→ **What is being asked**:
Using the material below, work out how many lines contain the word "JSON". Reply with the number and nothing more.

→ **Raw records**:
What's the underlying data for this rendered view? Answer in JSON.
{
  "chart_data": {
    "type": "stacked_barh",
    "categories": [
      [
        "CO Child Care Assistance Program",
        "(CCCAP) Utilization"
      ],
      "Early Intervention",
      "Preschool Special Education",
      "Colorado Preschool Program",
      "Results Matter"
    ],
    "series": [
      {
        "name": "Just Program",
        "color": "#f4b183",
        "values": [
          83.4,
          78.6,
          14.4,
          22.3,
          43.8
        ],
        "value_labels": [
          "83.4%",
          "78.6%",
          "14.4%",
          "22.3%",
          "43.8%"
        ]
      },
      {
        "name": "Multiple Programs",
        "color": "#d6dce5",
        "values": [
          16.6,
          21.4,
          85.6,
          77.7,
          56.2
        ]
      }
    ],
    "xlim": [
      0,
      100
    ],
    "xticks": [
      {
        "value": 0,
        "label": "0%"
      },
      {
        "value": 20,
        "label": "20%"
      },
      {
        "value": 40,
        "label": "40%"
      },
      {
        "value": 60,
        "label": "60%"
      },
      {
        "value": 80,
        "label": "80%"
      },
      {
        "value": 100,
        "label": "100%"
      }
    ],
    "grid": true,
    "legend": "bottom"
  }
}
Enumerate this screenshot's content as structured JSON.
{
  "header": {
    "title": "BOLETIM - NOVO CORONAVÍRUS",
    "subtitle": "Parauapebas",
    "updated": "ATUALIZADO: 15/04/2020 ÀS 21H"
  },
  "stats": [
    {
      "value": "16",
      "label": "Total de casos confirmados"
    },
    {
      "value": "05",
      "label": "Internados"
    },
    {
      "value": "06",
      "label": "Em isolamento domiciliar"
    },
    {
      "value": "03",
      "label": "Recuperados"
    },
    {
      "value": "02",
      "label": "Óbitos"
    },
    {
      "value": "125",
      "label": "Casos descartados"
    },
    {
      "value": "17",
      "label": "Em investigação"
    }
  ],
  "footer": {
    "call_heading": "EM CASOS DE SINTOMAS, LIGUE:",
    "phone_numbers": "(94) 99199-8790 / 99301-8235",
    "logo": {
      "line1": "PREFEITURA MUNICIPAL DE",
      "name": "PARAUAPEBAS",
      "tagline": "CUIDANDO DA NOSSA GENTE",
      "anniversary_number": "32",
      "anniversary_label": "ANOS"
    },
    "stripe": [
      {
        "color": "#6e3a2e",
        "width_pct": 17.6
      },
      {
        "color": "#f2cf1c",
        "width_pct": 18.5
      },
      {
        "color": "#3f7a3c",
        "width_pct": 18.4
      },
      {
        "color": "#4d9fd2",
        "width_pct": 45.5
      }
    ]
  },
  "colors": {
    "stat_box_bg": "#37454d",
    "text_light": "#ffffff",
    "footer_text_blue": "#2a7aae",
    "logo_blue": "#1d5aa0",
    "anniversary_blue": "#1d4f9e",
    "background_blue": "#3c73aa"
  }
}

→ **Answer to this problem**:
2